╔══

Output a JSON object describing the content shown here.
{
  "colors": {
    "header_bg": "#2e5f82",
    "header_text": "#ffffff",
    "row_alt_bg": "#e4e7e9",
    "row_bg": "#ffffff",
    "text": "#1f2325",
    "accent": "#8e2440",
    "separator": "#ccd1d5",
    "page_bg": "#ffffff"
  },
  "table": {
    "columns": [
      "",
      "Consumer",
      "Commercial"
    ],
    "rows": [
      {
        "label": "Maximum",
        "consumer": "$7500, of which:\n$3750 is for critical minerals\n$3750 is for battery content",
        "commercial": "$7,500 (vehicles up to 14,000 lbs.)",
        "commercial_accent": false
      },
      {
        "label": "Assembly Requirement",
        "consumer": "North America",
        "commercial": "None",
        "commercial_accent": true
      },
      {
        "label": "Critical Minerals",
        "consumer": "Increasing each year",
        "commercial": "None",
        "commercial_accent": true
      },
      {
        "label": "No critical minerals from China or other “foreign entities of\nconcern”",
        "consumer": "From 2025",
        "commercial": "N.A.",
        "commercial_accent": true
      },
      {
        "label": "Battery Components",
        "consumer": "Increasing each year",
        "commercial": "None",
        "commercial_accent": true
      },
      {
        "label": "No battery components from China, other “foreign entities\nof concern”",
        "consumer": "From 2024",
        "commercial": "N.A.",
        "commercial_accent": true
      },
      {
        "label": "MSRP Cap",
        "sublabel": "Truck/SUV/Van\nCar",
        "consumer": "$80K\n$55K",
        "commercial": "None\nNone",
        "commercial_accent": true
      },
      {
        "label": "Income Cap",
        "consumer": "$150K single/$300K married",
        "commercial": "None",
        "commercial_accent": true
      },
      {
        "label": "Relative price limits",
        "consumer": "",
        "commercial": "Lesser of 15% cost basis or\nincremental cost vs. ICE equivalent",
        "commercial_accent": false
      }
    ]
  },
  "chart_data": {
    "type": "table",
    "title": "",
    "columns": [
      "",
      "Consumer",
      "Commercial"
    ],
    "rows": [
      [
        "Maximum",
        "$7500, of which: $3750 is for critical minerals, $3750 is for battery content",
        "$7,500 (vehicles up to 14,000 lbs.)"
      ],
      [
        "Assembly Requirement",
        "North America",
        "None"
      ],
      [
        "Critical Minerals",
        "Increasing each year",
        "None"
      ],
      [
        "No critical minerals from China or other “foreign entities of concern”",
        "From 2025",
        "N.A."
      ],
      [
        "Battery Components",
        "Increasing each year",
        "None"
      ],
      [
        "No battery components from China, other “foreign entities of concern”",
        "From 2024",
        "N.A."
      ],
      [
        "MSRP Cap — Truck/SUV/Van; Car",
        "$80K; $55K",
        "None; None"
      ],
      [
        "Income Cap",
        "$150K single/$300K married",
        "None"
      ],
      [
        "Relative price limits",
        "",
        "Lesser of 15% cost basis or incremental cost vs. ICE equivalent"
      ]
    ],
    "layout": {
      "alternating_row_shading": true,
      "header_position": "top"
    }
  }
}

╚══

- [What needs to be done]: Each line must be given again exactly as written above.

- [Worked solution]:
Output a JSON object describing the content shown here.
{
  "colors": {
    "header_bg": "#2e5f82",
    "header_text": "#ffffff",
    "row_alt_bg": "#e4e7e9",
    "row_bg": "#ffffff",
    "text": "#1f2325",
    "accent": "#8e2440",
    "separator": "#ccd1d5",
    "page_bg": "#ffffff"
  },
  "table": {
    "columns": [
      "",
      "Consumer",
      "Commercial"
    ],
    "rows": [
      {
        "label": "Maximum",
        "consumer": "$7500, of which:\n$3750 is for critical minerals\n$3750 is for battery content",
        "commercial": "$7,500 (vehicles up to 14,000 lbs.)",
        "commercial_accent": false
      },
      {
        "label": "Assembly Requirement",
        "consumer": "North America",
        "commercial": "None",
        "commercial_accent": true
      },
      {
        "label": "Critical Minerals",
        "consumer": "Increasing each year",
        "commercial": "None",
        "commercial_accent": true
      },
      {
        "label": "No critical minerals from China or other “foreign entities of\nconcern”",
        "consumer": "From 2025",
        "commercial": "N.A.",
        "commercial_accent": true
      },
      {
        "label": "Battery Components",
        "consumer": "Increasing each year",
        "commercial": "None",
        "commercial_accent": true
      },
      {
        "label": "No battery components from China, other “foreign entities\nof concern”",
        "consumer": "From 2024",
        "commercial": "N.A.",
        "commercial_accent": true
      },
      {
        "label": "MSRP Cap",
        "sublabel": "Truck/SUV/Van\nCar",
        "consumer": "$80K\n$55K",
        "commercial": "None\nNone",
        "commercial_accent": true
      },
      {
        "label": "Income Cap",
        "consumer": "$150K single/$300K married",
        "commercial": "None",
        "commercial_accent": true
      },
      {
        "label": "Relative price limits",
        "consumer": "",
        "commercial": "Lesser of 15% cost basis or\nincremental cost vs. ICE equivalent",
        "commercial_accent": false
      }
    ]
  },
  "chart_data": {
    "type": "table",
    "title": "",
    "columns": [
      "",
      "Consumer",
      "Commercial"
    ],
    "rows": [
      [
        "Maximum",
        "$7500, of which: $3750 is for critical minerals, $3750 is for battery content",
        "$7,500 (vehicles up to 14,000 lbs.)"
      ],
      [
        "Assembly Requirement",
        "North America",
        "None"
      ],
      [
        "Critical Minerals",
        "Increasing each year",
        "None"
      ],
      [
        "No critical minerals from China or other “foreign entities of concern”",
        "From 2025",
        "N.A."
      ],
      [
        "Battery Components",
        "Increasing each year",
        "None"
      ],
      [
        "No battery components from China, other “foreign entities of concern”",
        "From 2024",
        "N.A."
      ],
      [
        "MSRP Cap — Truck/SUV/Van; Car",
        "$80K; $55K",
        "None; None"
      ],
      [
        "Income Cap",
        "$150K single/$300K married",
        "None"
      ],
      [
        "Relative price limits",
        "",
        "Lesser of 15% cost basis or incremental cost vs. ICE equivalent"
      ]
    ],
    "layout": {
      "alternating_row_shading": true,
      "header_position": "top"
    }
  }
}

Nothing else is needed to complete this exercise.